Objective>
Copy every line of the material below word for word.

Records from a data source
— BEGIN —

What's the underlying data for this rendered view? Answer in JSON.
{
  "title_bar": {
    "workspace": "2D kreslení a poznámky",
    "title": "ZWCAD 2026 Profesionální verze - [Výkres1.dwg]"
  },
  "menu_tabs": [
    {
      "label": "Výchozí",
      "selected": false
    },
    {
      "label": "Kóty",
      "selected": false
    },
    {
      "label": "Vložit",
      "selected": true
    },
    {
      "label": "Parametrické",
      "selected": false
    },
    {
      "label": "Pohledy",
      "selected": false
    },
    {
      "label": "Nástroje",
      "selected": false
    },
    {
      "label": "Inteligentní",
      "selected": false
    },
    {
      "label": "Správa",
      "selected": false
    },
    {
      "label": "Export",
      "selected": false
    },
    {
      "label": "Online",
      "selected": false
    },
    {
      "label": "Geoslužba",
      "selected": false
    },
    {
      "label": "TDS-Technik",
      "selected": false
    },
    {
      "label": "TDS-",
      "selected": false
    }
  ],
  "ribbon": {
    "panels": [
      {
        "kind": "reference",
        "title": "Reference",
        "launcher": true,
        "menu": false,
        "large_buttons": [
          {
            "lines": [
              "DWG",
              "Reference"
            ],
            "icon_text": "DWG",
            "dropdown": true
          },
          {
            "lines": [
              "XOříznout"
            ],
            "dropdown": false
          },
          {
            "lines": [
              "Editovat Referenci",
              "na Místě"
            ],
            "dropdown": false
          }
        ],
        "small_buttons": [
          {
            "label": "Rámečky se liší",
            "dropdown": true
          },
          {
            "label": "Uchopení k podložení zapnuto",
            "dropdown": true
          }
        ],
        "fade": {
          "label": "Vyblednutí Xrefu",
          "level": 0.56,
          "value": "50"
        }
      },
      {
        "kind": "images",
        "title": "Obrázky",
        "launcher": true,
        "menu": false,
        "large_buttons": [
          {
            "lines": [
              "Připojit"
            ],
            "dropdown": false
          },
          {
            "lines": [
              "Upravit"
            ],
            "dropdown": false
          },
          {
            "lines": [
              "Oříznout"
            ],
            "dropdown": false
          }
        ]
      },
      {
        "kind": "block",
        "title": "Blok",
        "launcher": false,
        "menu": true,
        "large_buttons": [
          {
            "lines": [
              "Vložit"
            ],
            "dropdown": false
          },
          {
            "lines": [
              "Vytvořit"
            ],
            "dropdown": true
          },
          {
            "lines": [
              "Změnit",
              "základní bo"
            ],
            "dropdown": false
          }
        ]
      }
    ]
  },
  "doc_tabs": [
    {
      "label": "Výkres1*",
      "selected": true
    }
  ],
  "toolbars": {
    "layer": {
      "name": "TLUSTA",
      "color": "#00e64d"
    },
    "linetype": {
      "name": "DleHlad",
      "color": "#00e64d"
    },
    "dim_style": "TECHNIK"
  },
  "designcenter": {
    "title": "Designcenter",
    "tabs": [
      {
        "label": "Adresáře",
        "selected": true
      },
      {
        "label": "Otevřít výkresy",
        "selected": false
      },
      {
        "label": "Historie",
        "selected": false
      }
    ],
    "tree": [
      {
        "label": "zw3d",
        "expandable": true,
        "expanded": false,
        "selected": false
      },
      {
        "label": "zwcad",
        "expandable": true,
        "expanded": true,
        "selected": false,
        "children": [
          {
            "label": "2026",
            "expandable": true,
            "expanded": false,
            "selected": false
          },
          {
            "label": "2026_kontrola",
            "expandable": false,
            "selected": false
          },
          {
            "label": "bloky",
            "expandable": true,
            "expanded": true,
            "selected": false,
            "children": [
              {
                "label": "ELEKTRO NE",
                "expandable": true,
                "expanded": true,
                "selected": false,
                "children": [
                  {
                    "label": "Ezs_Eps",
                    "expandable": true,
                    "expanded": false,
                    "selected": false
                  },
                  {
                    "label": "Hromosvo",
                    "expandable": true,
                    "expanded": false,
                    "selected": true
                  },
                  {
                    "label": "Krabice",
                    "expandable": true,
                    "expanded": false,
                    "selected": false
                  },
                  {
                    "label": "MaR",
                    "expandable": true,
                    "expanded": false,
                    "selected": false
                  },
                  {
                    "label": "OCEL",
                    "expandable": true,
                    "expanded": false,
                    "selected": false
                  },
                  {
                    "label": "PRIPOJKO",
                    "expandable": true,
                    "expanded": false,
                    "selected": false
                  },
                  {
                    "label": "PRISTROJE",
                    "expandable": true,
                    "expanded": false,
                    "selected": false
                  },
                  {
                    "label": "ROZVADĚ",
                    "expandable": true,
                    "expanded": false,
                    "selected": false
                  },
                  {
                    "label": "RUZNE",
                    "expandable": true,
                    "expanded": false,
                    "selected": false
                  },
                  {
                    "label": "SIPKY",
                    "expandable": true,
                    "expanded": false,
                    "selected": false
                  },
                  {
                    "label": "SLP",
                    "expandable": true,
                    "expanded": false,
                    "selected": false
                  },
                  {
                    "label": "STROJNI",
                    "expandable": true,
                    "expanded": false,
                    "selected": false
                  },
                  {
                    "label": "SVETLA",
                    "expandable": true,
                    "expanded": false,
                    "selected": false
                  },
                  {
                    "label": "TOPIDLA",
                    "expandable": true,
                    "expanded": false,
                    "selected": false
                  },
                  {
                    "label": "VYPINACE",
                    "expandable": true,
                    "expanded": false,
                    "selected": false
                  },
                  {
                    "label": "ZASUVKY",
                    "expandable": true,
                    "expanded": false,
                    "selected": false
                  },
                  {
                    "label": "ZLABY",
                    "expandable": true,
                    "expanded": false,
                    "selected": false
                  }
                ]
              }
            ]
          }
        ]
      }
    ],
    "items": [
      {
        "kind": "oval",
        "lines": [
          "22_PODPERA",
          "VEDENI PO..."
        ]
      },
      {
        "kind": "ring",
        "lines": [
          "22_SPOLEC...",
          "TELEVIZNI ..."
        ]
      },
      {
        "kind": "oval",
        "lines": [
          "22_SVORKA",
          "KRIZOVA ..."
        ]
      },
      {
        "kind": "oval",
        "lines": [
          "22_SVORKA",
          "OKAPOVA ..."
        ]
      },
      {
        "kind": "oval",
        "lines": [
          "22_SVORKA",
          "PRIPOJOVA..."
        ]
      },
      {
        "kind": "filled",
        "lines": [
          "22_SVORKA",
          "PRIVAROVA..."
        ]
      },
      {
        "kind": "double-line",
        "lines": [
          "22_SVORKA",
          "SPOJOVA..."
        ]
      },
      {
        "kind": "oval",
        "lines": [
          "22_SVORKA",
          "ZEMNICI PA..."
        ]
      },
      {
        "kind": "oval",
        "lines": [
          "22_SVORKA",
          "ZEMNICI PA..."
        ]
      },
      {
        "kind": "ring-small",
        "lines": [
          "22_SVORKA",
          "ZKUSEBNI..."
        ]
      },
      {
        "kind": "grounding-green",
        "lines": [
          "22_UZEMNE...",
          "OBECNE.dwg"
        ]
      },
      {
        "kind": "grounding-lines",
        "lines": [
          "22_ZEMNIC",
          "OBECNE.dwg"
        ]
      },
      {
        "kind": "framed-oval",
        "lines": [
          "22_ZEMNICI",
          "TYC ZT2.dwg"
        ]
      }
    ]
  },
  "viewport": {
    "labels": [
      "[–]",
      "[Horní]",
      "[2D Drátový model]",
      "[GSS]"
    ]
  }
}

— END —

Complete output>
What's the underlying data for this rendered view? Answer in JSON.
{
  "title_bar": {
    "workspace": "2D kreslení a poznámky",
    "title": "ZWCAD 2026 Profesionální verze - [Výkres1.dwg]"
  },
  "menu_tabs": [
    {
      "label": "Výchozí",
      "selected": false
    },
    {
      "label": "Kóty",
      "selected": false
    },
    {
      "label": "Vložit",
      "selected": true
    },
    {
      "label": "Parametrické",
      "selected": false
    },
    {
      "label": "Pohledy",
      "selected": false
    },
    {
      "label": "Nástroje",
      "selected": false
    },
    {
      "label": "Inteligentní",
      "selected": false
    },
    {
      "label": "Správa",
      "selected": false
    },
    {
      "label": "Export",
      "selected": false
    },
    {
      "label": "Online",
      "selected": false
    },
    {
      "label": "Geoslužba",
      "selected": false
    },
    {
      "label": "TDS-Technik",
      "selected": false
    },
    {
      "label": "TDS-",
      "selected": false
    }
  ],
  "ribbon": {
    "panels": [
      {
        "kind": "reference",
        "title": "Reference",
        "launcher": true,
        "menu": false,
        "large_buttons": [
          {
            "lines": [
              "DWG",
              "Reference"
            ],
            "icon_text": "DWG",
            "dropdown": true
          },
          {
            "lines": [
              "XOříznout"
            ],
            "dropdown": false
          },
          {
            "lines": [
              "Editovat Referenci",
              "na Místě"
            ],
            "dropdown": false
          }
        ],
        "small_buttons": [
          {
            "label": "Rámečky se liší",
            "dropdown": true
          },
          {
            "label": "Uchopení k podložení zapnuto",
            "dropdown": true
          }
        ],
        "fade": {
          "label": "Vyblednutí Xrefu",
          "level": 0.56,
          "value": "50"
        }
      },
      {
        "kind": "images",
        "title": "Obrázky",
        "launcher": true,
        "menu": false,
        "large_buttons": [
          {
            "lines": [
              "Připojit"
            ],
            "dropdown": false
          },
          {
            "lines": [
              "Upravit"
            ],
            "dropdown": false
          },
          {
            "lines": [
              "Oříznout"
            ],
            "dropdown": false
          }
        ]
      },
      {
        "kind": "block",
        "title": "Blok",
        "launcher": false,
        "menu": true,
        "large_buttons": [
          {
            "lines": [
              "Vložit"
            ],
            "dropdown": false
          },
          {
            "lines": [
              "Vytvořit"
            ],
            "dropdown": true
          },
          {
            "lines": [
              "Změnit",
              "základní bo"
            ],
            "dropdown": false
          }
        ]
      }
    ]
  },
  "doc_tabs": [
    {
      "label": "Výkres1*",
      "selected": true
    }
  ],
  "toolbars": {
    "layer": {
      "name": "TLUSTA",
      "color": "#00e64d"
    },
    "linetype": {
      "name": "DleHlad",
      "color": "#00e64d"
    },
    "dim_style": "TECHNIK"
  },
  "designcenter": {
    "title": "Designcenter",
    "tabs": [
      {
        "label": "Adresáře",
        "selected": true
      },
      {
        "label": "Otevřít výkresy",
        "selected": false
      },
      {
        "label": "Historie",
        "selected": false
      }
    ],
    "tree": [
      {
        "label": "zw3d",
        "expandable": true,
        "expanded": false,
        "selected": false
      },
      {
        "label": "zwcad",
        "expandable": true,
        "expanded": true,
        "selected": false,
        "children": [
          {
            "label": "2026",
            "expandable": true,
            "expanded": false,
            "selected": false
          },
          {
            "label": "2026_kontrola",
            "expandable": false,
            "selected": false
          },
          {
            "label": "bloky",
            "expandable": true,
            "expanded": true,
            "selected": false,
            "children": [
              {
                "label": "ELEKTRO NE",
                "expandable": true,
                "expanded": true,
                "selected": false,
                "children": [
                  {
                    "label": "Ezs_Eps",
                    "expandable": true,
                    "expanded": false,
                    "selected": false
                  },
                  {
                    "label": "Hromosvo",
                    "expandable": true,
                    "expanded": false,
                    "selected": true
                  },
                  {
                    "label": "Krabice",
                    "expandable": true,
                    "expanded": false,
                    "selected": false
                  },
                  {
                    "label": "MaR",
                    "expandable": true,
                    "expanded": false,
                    "selected": false
                  },
                  {
                    "label": "OCEL",
                    "expandable": true,
                    "expanded": false,
                    "selected": false
                  },
                  {
                    "label": "PRIPOJKO",
                    "expandable": true,
                    "expanded": false,
                    "selected": false
                  },
                  {
                    "label": "PRISTROJE",
                    "expandable": true,
                    "expanded": false,
                    "selected": false
                  },
                  {
                    "label": "ROZVADĚ",
                    "expandable": true,
                    "expanded": false,
                    "selected": false
                  },
                  {
                    "label": "RUZNE",
                    "expandable": true,
                    "expanded": false,
                    "selected": false
                  },
                  {
                    "label": "SIPKY",
                    "expandable": true,
                    "expanded": false,
                    "selected": false
                  },
                  {
                    "label": "SLP",
                    "expandable": true,
                    "expanded": false,
                    "selected": false
                  },
                  {
                    "label": "STROJNI",
                    "expandable": true,
                    "expanded": false,
                    "selected": false
                  },
                  {
                    "label": "SVETLA",
                    "expandable": true,
                    "expanded": false,
                    "selected": false
                  },
                  {
                    "label": "TOPIDLA",
                    "expandable": true,
                    "expanded": false,
                    "selected": false
                  },
                  {
                    "label": "VYPINACE",
                    "expandable": true,
                    "expanded": false,
                    "selected": false
                  },
                  {
                    "label": "ZASUVKY",
                    "expandable": true,
                    "expanded": false,
                    "selected": false
                  },
                  {
                    "label": "ZLABY",
                    "expandable": true,
                    "expanded": false,
                    "selected": false
                  }
                ]
              }
            ]
          }
        ]
      }
    ],
    "items": [
      {
        "kind": "oval",
        "lines": [
          "22_PODPERA",
          "VEDENI PO..."
        ]
      },
      {
        "kind": "ring",
        "lines": [
          "22_SPOLEC...",
          "TELEVIZNI ..."
        ]
      },
      {
        "kind": "oval",
        "lines": [
          "22_SVORKA",
          "KRIZOVA ..."
        ]
      },
      {
        "kind": "oval",
        "lines": [
          "22_SVORKA",
          "OKAPOVA ..."
        ]
      },
      {
        "kind": "oval",
        "lines": [
          "22_SVORKA",
          "PRIPOJOVA..."
        ]
      },
      {
        "kind": "filled",
        "lines": [
          "22_SVORKA",
          "PRIVAROVA..."
        ]
      },
      {
        "kind": "double-line",
        "lines": [
          "22_SVORKA",
          "SPOJOVA..."
        ]
      },
      {
        "kind": "oval",
        "lines": [
          "22_SVORKA",
          "ZEMNICI PA..."
        ]
      },
      {
        "kind": "oval",
        "lines": [
          "22_SVORKA",
          "ZEMNICI PA..."
        ]
      },
      {
        "kind": "ring-small",
        "lines": [
          "22_SVORKA",
          "ZKUSEBNI..."
        ]
      },
      {
        "kind": "grounding-green",
        "lines": [
          "22_UZEMNE...",
          "OBECNE.dwg"
        ]
      },
      {
        "kind": "grounding-lines",
        "lines": [
          "22_ZEMNIC",
          "OBECNE.dwg"
        ]
      },
      {
        "kind": "framed-oval",
        "lines": [
          "22_ZEMNICI",
          "TYC ZT2.dwg"
        ]
      }
    ]
  },
  "viewport": {
    "labels": [
      "[–]",
      "[Horní]",
      "[2D Drátový model]",
      "[GSS]"
    ]
  }
}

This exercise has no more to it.